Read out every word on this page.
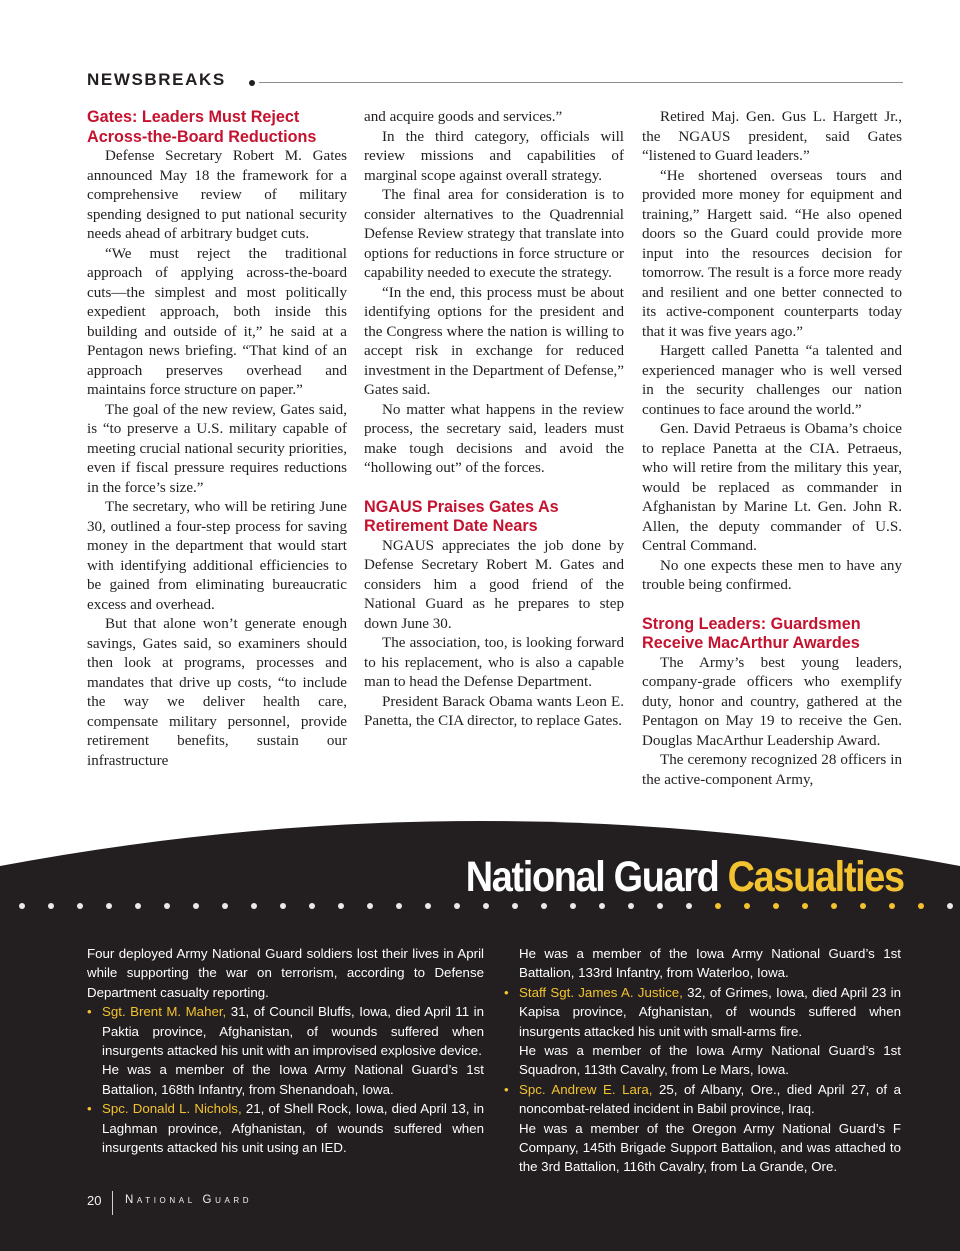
NEWSBREAKS
Gates: Leaders Must Reject Across-the-Board Reductions

Defense Secretary Robert M. Gates announced May 18 the framework for a comprehensive review of military spending designed to put national security needs ahead of arbitrary budget cuts.

“We must reject the traditional approach of applying across-the-board cuts—the simplest and most politically expedient approach, both inside this building and outside of it,” he said at a Pentagon news briefing. “That kind of an approach preserves overhead and maintains force structure on paper.”

The goal of the new review, Gates said, is “to preserve a U.S. military capable of meeting crucial national security priorities, even if fiscal pressure requires reductions in the force’s size.”

The secretary, who will be retiring June 30, outlined a four-step process for saving money in the department that would start with identifying additional efficiencies to be gained from eliminating bureaucratic excess and overhead.

But that alone won’t generate enough savings, Gates said, so examiners should then look at programs, processes and mandates that drive up costs, “to include the way we deliver health care, compensate military personnel, provide retirement benefits, sustain our infrastructure

and acquire goods and services.”

In the third category, officials will review missions and capabilities of marginal scope against overall strategy.

The final area for consideration is to consider alternatives to the Quadrennial Defense Review strategy that translate into options for reductions in force structure or capability needed to execute the strategy.

“In the end, this process must be about identifying options for the president and the Congress where the nation is willing to accept risk in exchange for reduced investment in the Department of Defense,” Gates said.

No matter what happens in the review process, the secretary said, leaders must make tough decisions and avoid the “hollowing out” of the forces.

NGAUS Praises Gates As Retirement Date Nears

NGAUS appreciates the job done by Defense Secretary Robert M. Gates and considers him a good friend of the National Guard as he prepares to step down June 30.

The association, too, is looking forward to his replacement, who is also a capable man to head the Defense Department.

President Barack Obama wants Leon E. Panetta, the CIA director, to replace Gates.

Retired Maj. Gen. Gus L. Hargett Jr., the NGAUS president, said Gates “listened to Guard leaders.”

“He shortened overseas tours and provided more money for equipment and training,” Hargett said. “He also opened doors so the Guard could provide more input into the resources decision for tomorrow. The result is a force more ready and resilient and one better connected to its active-component counterparts today that it was five years ago.”

Hargett called Panetta “a talented and experienced manager who is well versed in the security challenges our nation continues to face around the world.”

Gen. David Petraeus is Obama’s choice to replace Panetta at the CIA. Petraeus, who will retire from the military this year, would be replaced as commander in Afghanistan by Marine Lt. Gen. John R. Allen, the deputy commander of U.S. Central Command.

No one expects these men to have any trouble being confirmed.

Strong Leaders: Guardsmen Receive MacArthur Awardes

The Army’s best young leaders, company-grade officers who exemplify duty, honor and country, gathered at the Pentagon on May 19 to receive the Gen. Douglas MacArthur Leadership Award.

The ceremony recognized 28 officers in the active-component Army,

National Guard Casualties

Four deployed Army National Guard soldiers lost their lives in April while supporting the war on terrorism, according to Defense Department casualty reporting.

• Sgt. Brent M. Maher, 31, of Council Bluffs, Iowa, died April 11 in Paktia province, Afghanistan, of wounds suffered when insurgents attacked his unit with an improvised explosive device.

He was a member of the Iowa Army National Guard’s 1st Battalion, 168th Infantry, from Shenandoah, Iowa.

• Spc. Donald L. Nichols, 21, of Shell Rock, Iowa, died April 13, in Laghman province, Afghanistan, of wounds suffered when insurgents attacked his unit using an IED.

He was a member of the Iowa Army National Guard’s 1st Battalion, 133rd Infantry, from Waterloo, Iowa.

• Staff Sgt. James A. Justice, 32, of Grimes, Iowa, died April 23 in Kapisa province, Afghanistan, of wounds suffered when insurgents attacked his unit with small-arms fire.

He was a member of the Iowa Army National Guard’s 1st Squadron, 113th Cavalry, from Le Mars, Iowa.

• Spc. Andrew E. Lara, 25, of Albany, Ore., died April 27, of a noncombat-related incident in Babil province, Iraq.

He was a member of the Oregon Army National Guard’s F Company, 145th Brigade Support Battalion, and was attached to the 3rd Battalion, 116th Cavalry, from La Grande, Ore.

20 National Guard
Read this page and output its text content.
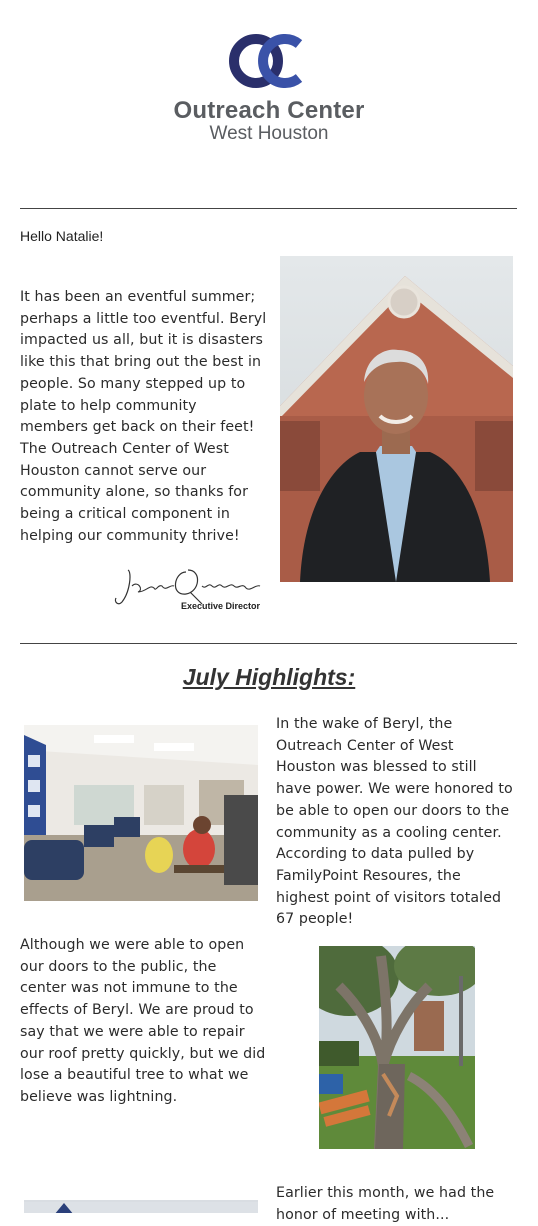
Outreach Center
West Houston
Hello Natalie!
It has been an eventful summer; perhaps a little too eventful. Beryl impacted us all, but it is disasters like this that bring out the best in people. So many stepped up to plate to help community members get back on their feet! The Outreach Center of West Houston cannot serve our community alone, so thanks for being a critical component in helping our community thrive!
Executive Director
July Highlights:
In the wake of Beryl, the Outreach Center of West Houston was blessed to still have power. We were honored to be able to open our doors to the community as a cooling center. According to data pulled by FamilyPoint Resoures, the highest point of visitors totaled 67 people!
Although we were able to open our doors to the public, the center was not immune to the effects of Beryl. We are proud to say that we were able to repair our roof pretty quickly, but we did lose a beautiful tree to what we believe was lightning.
Earlier this month, we had the honor of meeting with...
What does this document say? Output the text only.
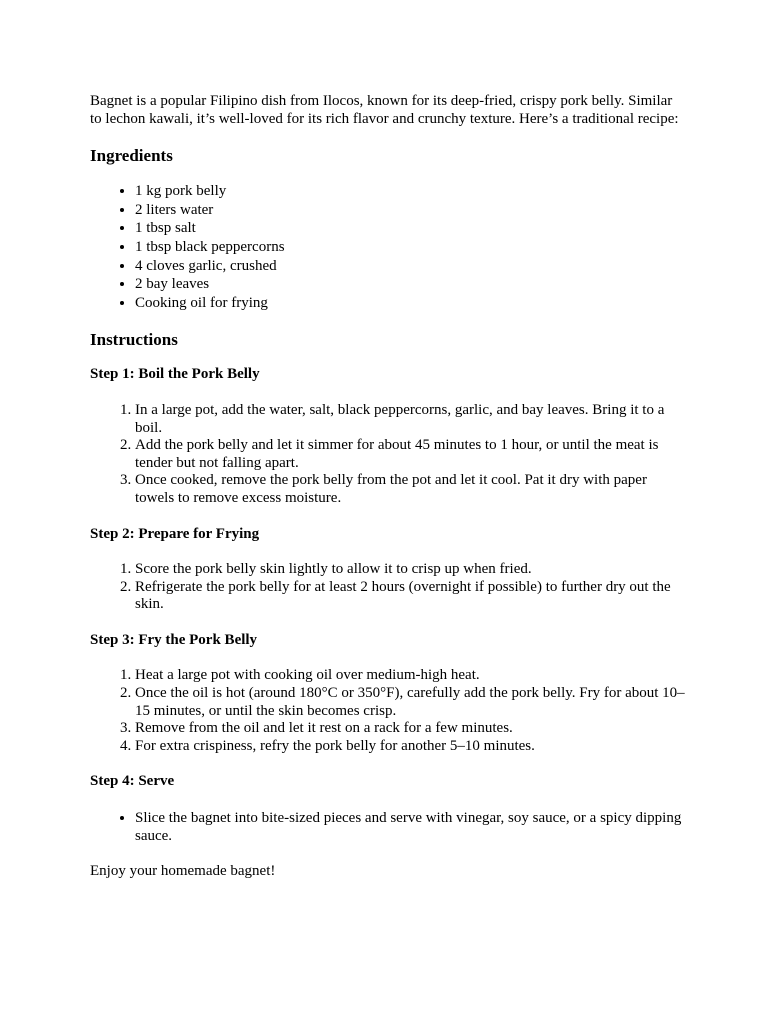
Bagnet is a popular Filipino dish from Ilocos, known for its deep-fried, crispy pork belly. Similar to lechon kawali, it’s well-loved for its rich flavor and crunchy texture. Here’s a traditional recipe:

Ingredients
• 1 kg pork belly
• 2 liters water
• 1 tbsp salt
• 1 tbsp black peppercorns
• 4 cloves garlic, crushed
• 2 bay leaves
• Cooking oil for frying
Instructions
Step 1: Boil the Pork Belly
1. In a large pot, add the water, salt, black peppercorns, garlic, and bay leaves. Bring it to a boil.
2. Add the pork belly and let it simmer for about 45 minutes to 1 hour, or until the meat is tender but not falling apart.
3. Once cooked, remove the pork belly from the pot and let it cool. Pat it dry with paper towels to remove excess moisture.
Step 2: Prepare for Frying
1. Score the pork belly skin lightly to allow it to crisp up when fried.
2. Refrigerate the pork belly for at least 2 hours (overnight if possible) to further dry out the skin.
Step 3: Fry the Pork Belly
1. Heat a large pot with cooking oil over medium-high heat.
2. Once the oil is hot (around 180°C or 350°F), carefully add the pork belly. Fry for about 10–15 minutes, or until the skin becomes crisp.
3. Remove from the oil and let it rest on a rack for a few minutes.
4. For extra crispiness, refry the pork belly for another 5–10 minutes.
Step 4: Serve
• Slice the bagnet into bite-sized pieces and serve with vinegar, soy sauce, or a spicy dipping sauce.

Enjoy your homemade bagnet!
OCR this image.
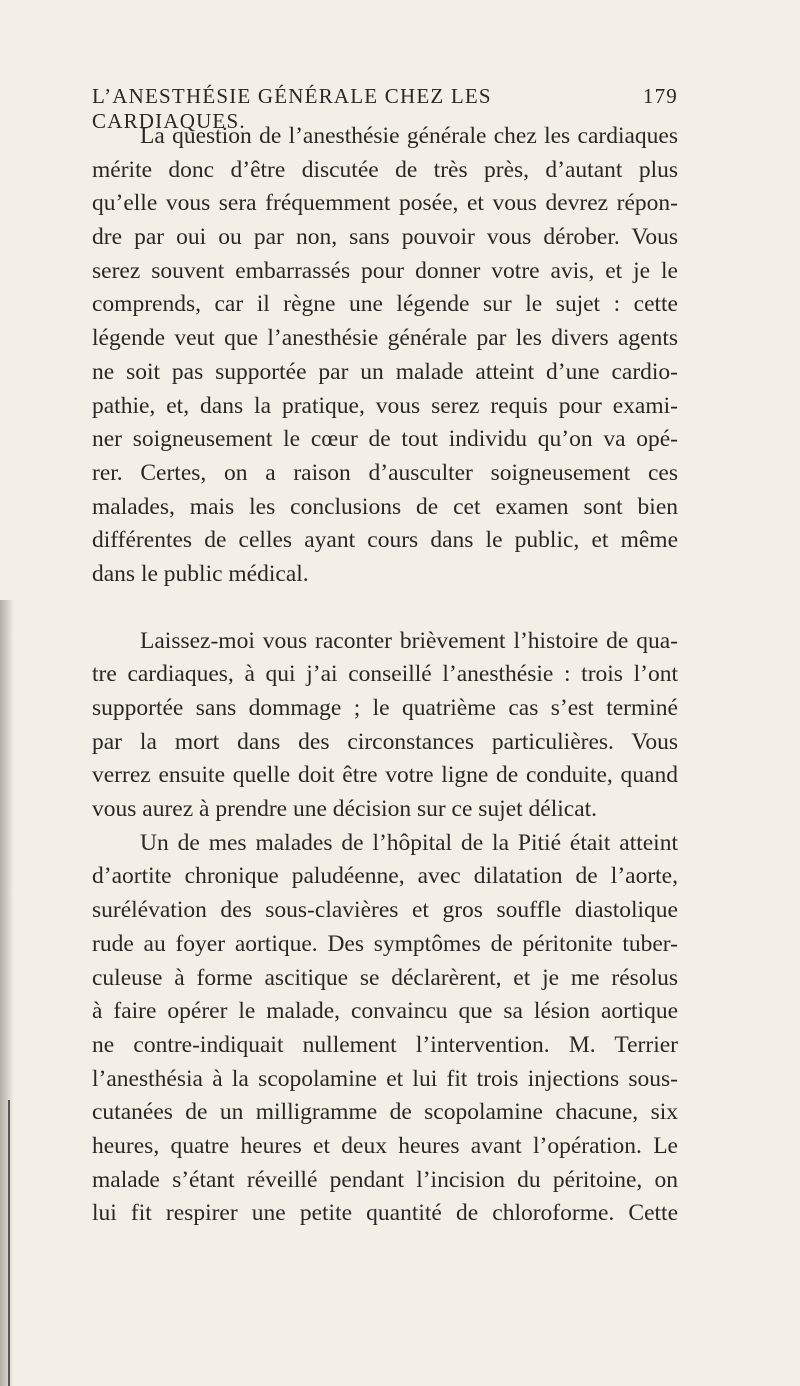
L’ANESTHÉSIE GÉNÉRALE CHEZ LES CARDIAQUES.
179
La question de l’anesthésie générale chez les cardiaques
mérite donc d’être discutée de très près, d’autant plus
qu’elle vous sera fréquemment posée, et vous devrez répon-
dre par oui ou par non, sans pouvoir vous dérober. Vous
serez souvent embarrassés pour donner votre avis, et je le
comprends, car il règne une légende sur le sujet : cette
légende veut que l’anesthésie générale par les divers agents
ne soit pas supportée par un malade atteint d’une cardio-
pathie, et, dans la pratique, vous serez requis pour exami-
ner soigneusement le cœur de tout individu qu’on va opé-
rer. Certes, on a raison d’ausculter soigneusement ces
malades, mais les conclusions de cet examen sont bien
différentes de celles ayant cours dans le public, et même
dans le public médical.
Laissez-moi vous raconter brièvement l’histoire de qua-
tre cardiaques, à qui j’ai conseillé l’anesthésie : trois l’ont
supportée sans dommage ; le quatrième cas s’est terminé
par la mort dans des circonstances particulières. Vous
verrez ensuite quelle doit être votre ligne de conduite, quand
vous aurez à prendre une décision sur ce sujet délicat.
Un de mes malades de l’hôpital de la Pitié était atteint
d’aortite chronique paludéenne, avec dilatation de l’aorte,
surélévation des sous-clavières et gros souffle diastolique
rude au foyer aortique. Des symptômes de péritonite tuber-
culeuse à forme ascitique se déclarèrent, et je me résolus
à faire opérer le malade, convaincu que sa lésion aortique
ne contre-indiquait nullement l’intervention. M. Terrier
l’anesthésia à la scopolamine et lui fit trois injections sous-
cutanées de un milligramme de scopolamine chacune, six
heures, quatre heures et deux heures avant l’opération. Le
malade s’étant réveillé pendant l’incision du péritoine, on
lui fit respirer une petite quantité de chloroforme. Cette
--------------------------------------------------
▶ Your objective
Which lines hold the word "people"? Copy all of them.

▶ Task solution
It has been an eventful summer; perhaps a little too eventful. Beryl impacted us all, but it is disasters like this that bring out the best in people. So many stepped up to plate to help community members get back on their feet! The Outreach Center of West Houston cannot serve our community alone, so thanks for being a critical component in helping our community thrive!
In the wake of Beryl, the Outreach Center of West Houston was blessed to still have power. We were honored to be able to open our doors to the community as a cooling center. According to data pulled by FamilyPoint Resoures, the highest point of visitors totaled 67 people!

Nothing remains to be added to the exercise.